### [Short problem]
Copy every line of the listing exactly.

━━━ Available data

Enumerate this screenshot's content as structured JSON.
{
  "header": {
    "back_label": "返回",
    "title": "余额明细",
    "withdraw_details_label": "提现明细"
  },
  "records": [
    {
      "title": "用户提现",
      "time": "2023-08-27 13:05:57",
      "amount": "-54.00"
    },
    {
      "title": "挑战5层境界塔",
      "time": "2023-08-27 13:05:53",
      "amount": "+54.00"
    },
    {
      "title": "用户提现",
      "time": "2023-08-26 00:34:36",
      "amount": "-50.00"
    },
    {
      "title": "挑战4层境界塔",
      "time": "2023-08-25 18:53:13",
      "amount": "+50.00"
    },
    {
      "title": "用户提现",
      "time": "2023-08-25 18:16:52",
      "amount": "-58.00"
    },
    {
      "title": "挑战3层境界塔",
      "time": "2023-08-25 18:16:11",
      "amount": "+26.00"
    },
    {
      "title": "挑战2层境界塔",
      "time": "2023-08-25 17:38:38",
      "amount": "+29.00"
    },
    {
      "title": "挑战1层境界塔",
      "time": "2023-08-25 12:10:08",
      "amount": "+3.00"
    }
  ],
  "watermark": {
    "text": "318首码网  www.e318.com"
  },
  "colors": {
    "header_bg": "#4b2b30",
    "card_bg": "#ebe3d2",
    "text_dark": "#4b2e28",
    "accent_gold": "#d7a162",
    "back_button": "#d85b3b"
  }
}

━━━━━━

### [Task result]
Enumerate this screenshot's content as structured JSON.
{
  "header": {
    "back_label": "返回",
    "title": "余额明细",
    "withdraw_details_label": "提现明细"
  },
  "records": [
    {
      "title": "用户提现",
      "time": "2023-08-27 13:05:57",
      "amount": "-54.00"
    },
    {
      "title": "挑战5层境界塔",
      "time": "2023-08-27 13:05:53",
      "amount": "+54.00"
    },
    {
      "title": "用户提现",
      "time": "2023-08-26 00:34:36",
      "amount": "-50.00"
    },
    {
      "title": "挑战4层境界塔",
      "time": "2023-08-25 18:53:13",
      "amount": "+50.00"
    },
    {
      "title": "用户提现",
      "time": "2023-08-25 18:16:52",
      "amount": "-58.00"
    },
    {
      "title": "挑战3层境界塔",
      "time": "2023-08-25 18:16:11",
      "amount": "+26.00"
    },
    {
      "title": "挑战2层境界塔",
      "time": "2023-08-25 17:38:38",
      "amount": "+29.00"
    },
    {
      "title": "挑战1层境界塔",
      "time": "2023-08-25 12:10:08",
      "amount": "+3.00"
    }
  ],
  "watermark": {
    "text": "318首码网  www.e318.com"
  },
  "colors": {
    "header_bg": "#4b2b30",
    "card_bg": "#ebe3d2",
    "text_dark": "#4b2e28",
    "accent_gold": "#d7a162",
    "back_button": "#d85b3b"
  }
}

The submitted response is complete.